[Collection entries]
——

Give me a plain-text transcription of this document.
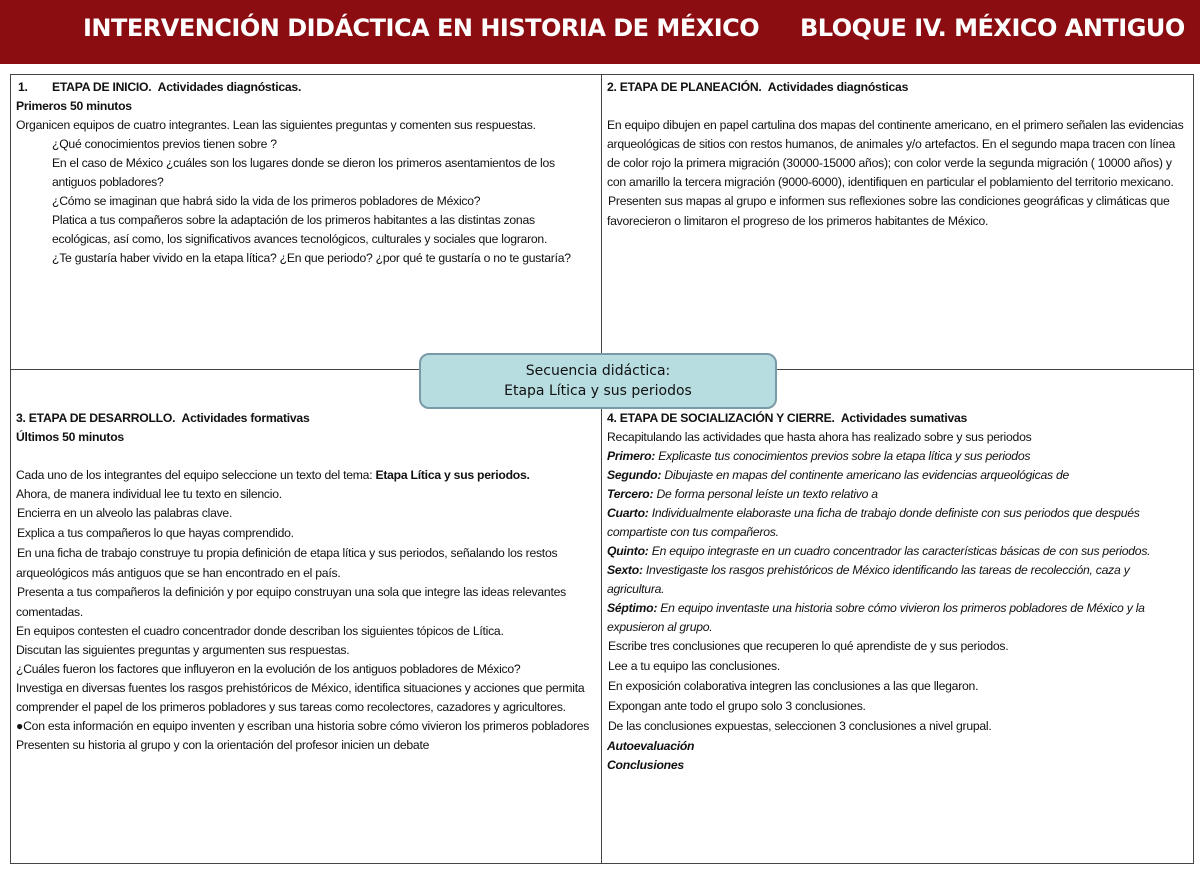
INTERVENCIÓN DIDÁCTICA EN HISTORIA DE MÉXICO BLOQUE IV. MÉXICO ANTIGUO

1. ETAPA DE INICIO. Actividades diagnósticas.

Primeros 50 minutos

Organicen equipos de cuatro integrantes. Lean las siguientes preguntas y comenten sus respuestas.

¿Qué conocimientos previos tienen sobre ?

En el caso de México ¿cuáles son los lugares donde se dieron los primeros asentamientos de los antiguos pobladores?

¿Cómo se imaginan que habrá sido la vida de los primeros pobladores de México?

Platica a tus compañeros sobre la adaptación de los primeros habitantes a las distintas zonas ecológicas, así como, los significativos avances tecnológicos, culturales y sociales que lograron.

¿Te gustaría haber vivido en la etapa lítica? ¿En que periodo? ¿por qué te gustaría o no te gustaría?

2. ETAPA DE PLANEACIÓN. Actividades diagnósticas

En equipo dibujen en papel cartulina dos mapas del continente americano, en el primero señalen las evidencias arqueológicas de sitios con restos humanos, de animales y/o artefactos. En el segundo mapa tracen con línea de color rojo la primera migración (30000-15000 años); con color verde la segunda migración ( 10000 años) y con amarillo la tercera migración (9000-6000), identifiquen en particular el poblamiento del territorio mexicano.

Presenten sus mapas al grupo e informen sus reflexiones sobre las condiciones geográficas y climáticas que favorecieron o limitaron el progreso de los primeros habitantes de México.

3. ETAPA DE DESARROLLO. Actividades formativas

Últimos 50 minutos

Cada uno de los integrantes del equipo seleccione un texto del tema: Etapa Lítica y sus periodos.

Ahora, de manera individual lee tu texto en silencio.

Encierra en un alveolo las palabras clave.

Explica a tus compañeros lo que hayas comprendido.

En una ficha de trabajo construye tu propia definición de etapa lítica y sus periodos, señalando los restos arqueológicos más antiguos que se han encontrado en el país.

Presenta a tus compañeros la definición y por equipo construyan una sola que integre las ideas relevantes comentadas.

En equipos contesten el cuadro concentrador donde describan los siguientes tópicos de Lítica.

Discutan las siguientes preguntas y argumenten sus respuestas.

¿Cuáles fueron los factores que influyeron en la evolución de los antiguos pobladores de México?

Investiga en diversas fuentes los rasgos prehistóricos de México, identifica situaciones y acciones que permita comprender el papel de los primeros pobladores y sus tareas como recolectores, cazadores y agricultores.

●Con esta información en equipo inventen y escriban una historia sobre cómo vivieron los primeros pobladores

Presenten su historia al grupo y con la orientación del profesor inicien un debate

4. ETAPA DE SOCIALIZACIÓN Y CIERRE. Actividades sumativas

Recapitulando las actividades que hasta ahora has realizado sobre y sus periodos

Primero: Explicaste tus conocimientos previos sobre la etapa lítica y sus periodos

Segundo: Dibujaste en mapas del continente americano las evidencias arqueológicas de

Tercero: De forma personal leíste un texto relativo a

Cuarto: Individualmente elaboraste una ficha de trabajo donde definiste con sus periodos que después compartiste con tus compañeros.

Quinto: En equipo integraste en un cuadro concentrador las características básicas de con sus periodos.

Sexto: Investigaste los rasgos prehistóricos de México identificando las tareas de recolección, caza y agricultura.

Séptimo: En equipo inventaste una historia sobre cómo vivieron los primeros pobladores de México y la expusieron al grupo.

Escribe tres conclusiones que recuperen lo qué aprendiste de y sus periodos.

Lee a tu equipo las conclusiones.

En exposición colaborativa integren las conclusiones a las que llegaron.

Expongan ante todo el grupo solo 3 conclusiones.

De las conclusiones expuestas, seleccionen 3 conclusiones a nivel grupal.

Autoevaluación

Conclusiones

Secuencia didáctica:
Etapa Lítica y sus periodos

——

AIM: Retype every entry verbatim and exclude the pictures from the copy.

ANSWER TO THIS TASK:
Give me a plain-text transcription of this document.
INTERVENCIÓN DIDÁCTICA EN HISTORIA DE MÉXICO BLOQUE IV. MÉXICO ANTIGUO

1. ETAPA DE INICIO. Actividades diagnósticas.

Primeros 50 minutos

Organicen equipos de cuatro integrantes. Lean las siguientes preguntas y comenten sus respuestas.

¿Qué conocimientos previos tienen sobre ?

En el caso de México ¿cuáles son los lugares donde se dieron los primeros asentamientos de los antiguos pobladores?

¿Cómo se imaginan que habrá sido la vida de los primeros pobladores de México?

Platica a tus compañeros sobre la adaptación de los primeros habitantes a las distintas zonas ecológicas, así como, los significativos avances tecnológicos, culturales y sociales que lograron.

¿Te gustaría haber vivido en la etapa lítica? ¿En que periodo? ¿por qué te gustaría o no te gustaría?

2. ETAPA DE PLANEACIÓN. Actividades diagnósticas

En equipo dibujen en papel cartulina dos mapas del continente americano, en el primero señalen las evidencias arqueológicas de sitios con restos humanos, de animales y/o artefactos. En el segundo mapa tracen con línea de color rojo la primera migración (30000-15000 años); con color verde la segunda migración ( 10000 años) y con amarillo la tercera migración (9000-6000), identifiquen en particular el poblamiento del territorio mexicano.

Presenten sus mapas al grupo e informen sus reflexiones sobre las condiciones geográficas y climáticas que favorecieron o limitaron el progreso de los primeros habitantes de México.

3. ETAPA DE DESARROLLO. Actividades formativas

Últimos 50 minutos

Cada uno de los integrantes del equipo seleccione un texto del tema: Etapa Lítica y sus periodos.

Ahora, de manera individual lee tu texto en silencio.

Encierra en un alveolo las palabras clave.

Explica a tus compañeros lo que hayas comprendido.

En una ficha de trabajo construye tu propia definición de etapa lítica y sus periodos, señalando los restos arqueológicos más antiguos que se han encontrado en el país.

Presenta a tus compañeros la definición y por equipo construyan una sola que integre las ideas relevantes comentadas.

En equipos contesten el cuadro concentrador donde describan los siguientes tópicos de Lítica.

Discutan las siguientes preguntas y argumenten sus respuestas.

¿Cuáles fueron los factores que influyeron en la evolución de los antiguos pobladores de México?

Investiga en diversas fuentes los rasgos prehistóricos de México, identifica situaciones y acciones que permita comprender el papel de los primeros pobladores y sus tareas como recolectores, cazadores y agricultores.

●Con esta información en equipo inventen y escriban una historia sobre cómo vivieron los primeros pobladores

Presenten su historia al grupo y con la orientación del profesor inicien un debate

4. ETAPA DE SOCIALIZACIÓN Y CIERRE. Actividades sumativas

Recapitulando las actividades que hasta ahora has realizado sobre y sus periodos

Primero: Explicaste tus conocimientos previos sobre la etapa lítica y sus periodos

Segundo: Dibujaste en mapas del continente americano las evidencias arqueológicas de

Tercero: De forma personal leíste un texto relativo a

Cuarto: Individualmente elaboraste una ficha de trabajo donde definiste con sus periodos que después compartiste con tus compañeros.

Quinto: En equipo integraste en un cuadro concentrador las características básicas de con sus periodos.

Sexto: Investigaste los rasgos prehistóricos de México identificando las tareas de recolección, caza y agricultura.

Séptimo: En equipo inventaste una historia sobre cómo vivieron los primeros pobladores de México y la expusieron al grupo.

Escribe tres conclusiones que recuperen lo qué aprendiste de y sus periodos.

Lee a tu equipo las conclusiones.

En exposición colaborativa integren las conclusiones a las que llegaron.

Expongan ante todo el grupo solo 3 conclusiones.

De las conclusiones expuestas, seleccionen 3 conclusiones a nivel grupal.

Autoevaluación

Conclusiones

Secuencia didáctica:
Etapa Lítica y sus periodos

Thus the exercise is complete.